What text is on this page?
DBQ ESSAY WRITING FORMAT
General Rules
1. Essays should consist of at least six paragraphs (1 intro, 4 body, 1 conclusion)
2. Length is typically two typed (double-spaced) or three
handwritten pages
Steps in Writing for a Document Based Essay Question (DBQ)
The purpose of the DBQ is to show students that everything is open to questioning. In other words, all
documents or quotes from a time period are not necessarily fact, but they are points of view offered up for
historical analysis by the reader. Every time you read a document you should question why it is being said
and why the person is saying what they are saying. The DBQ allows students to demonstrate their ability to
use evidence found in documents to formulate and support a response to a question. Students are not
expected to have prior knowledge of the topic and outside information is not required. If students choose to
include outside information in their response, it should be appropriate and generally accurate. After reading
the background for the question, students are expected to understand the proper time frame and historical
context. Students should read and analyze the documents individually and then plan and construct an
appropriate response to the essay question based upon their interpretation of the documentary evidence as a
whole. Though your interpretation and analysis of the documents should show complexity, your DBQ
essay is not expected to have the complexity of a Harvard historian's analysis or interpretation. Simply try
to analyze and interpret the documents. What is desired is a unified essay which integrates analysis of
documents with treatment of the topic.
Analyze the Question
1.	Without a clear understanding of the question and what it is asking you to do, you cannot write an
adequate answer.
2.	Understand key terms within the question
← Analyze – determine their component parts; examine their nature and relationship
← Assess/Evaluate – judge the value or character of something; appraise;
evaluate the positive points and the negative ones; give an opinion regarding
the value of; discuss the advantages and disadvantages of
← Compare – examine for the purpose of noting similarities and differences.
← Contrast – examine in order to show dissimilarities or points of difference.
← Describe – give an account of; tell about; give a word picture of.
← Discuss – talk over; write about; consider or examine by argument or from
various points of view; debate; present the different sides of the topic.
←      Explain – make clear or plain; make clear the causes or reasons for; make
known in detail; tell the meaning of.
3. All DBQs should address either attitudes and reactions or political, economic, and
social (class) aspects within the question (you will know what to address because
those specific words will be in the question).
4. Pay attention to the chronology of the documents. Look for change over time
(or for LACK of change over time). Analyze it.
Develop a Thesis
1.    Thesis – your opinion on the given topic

→ **OBJECTIVE**:
All of the material above needs to be retyped word for word.

→ **TASK RESPONSE**:
What text is on this page?
DBQ ESSAY WRITING FORMAT
General Rules
1. Essays should consist of at least six paragraphs (1 intro, 4 body, 1 conclusion)
2. Length is typically two typed (double-spaced) or three
handwritten pages
Steps in Writing for a Document Based Essay Question (DBQ)
The purpose of the DBQ is to show students that everything is open to questioning. In other words, all
documents or quotes from a time period are not necessarily fact, but they are points of view offered up for
historical analysis by the reader. Every time you read a document you should question why it is being said
and why the person is saying what they are saying. The DBQ allows students to demonstrate their ability to
use evidence found in documents to formulate and support a response to a question. Students are not
expected to have prior knowledge of the topic and outside information is not required. If students choose to
include outside information in their response, it should be appropriate and generally accurate. After reading
the background for the question, students are expected to understand the proper time frame and historical
context. Students should read and analyze the documents individually and then plan and construct an
appropriate response to the essay question based upon their interpretation of the documentary evidence as a
whole. Though your interpretation and analysis of the documents should show complexity, your DBQ
essay is not expected to have the complexity of a Harvard historian's analysis or interpretation. Simply try
to analyze and interpret the documents. What is desired is a unified essay which integrates analysis of
documents with treatment of the topic.
Analyze the Question
1.	Without a clear understanding of the question and what it is asking you to do, you cannot write an
adequate answer.
2.	Understand key terms within the question
← Analyze – determine their component parts; examine their nature and relationship
← Assess/Evaluate – judge the value or character of something; appraise;
evaluate the positive points and the negative ones; give an opinion regarding
the value of; discuss the advantages and disadvantages of
← Compare – examine for the purpose of noting similarities and differences.
← Contrast – examine in order to show dissimilarities or points of difference.
← Describe – give an account of; tell about; give a word picture of.
← Discuss – talk over; write about; consider or examine by argument or from
various points of view; debate; present the different sides of the topic.
←      Explain – make clear or plain; make clear the causes or reasons for; make
known in detail; tell the meaning of.
3. All DBQs should address either attitudes and reactions or political, economic, and
social (class) aspects within the question (you will know what to address because
those specific words will be in the question).
4. Pay attention to the chronology of the documents. Look for change over time
(or for LACK of change over time). Analyze it.
Develop a Thesis
1.    Thesis – your opinion on the given topic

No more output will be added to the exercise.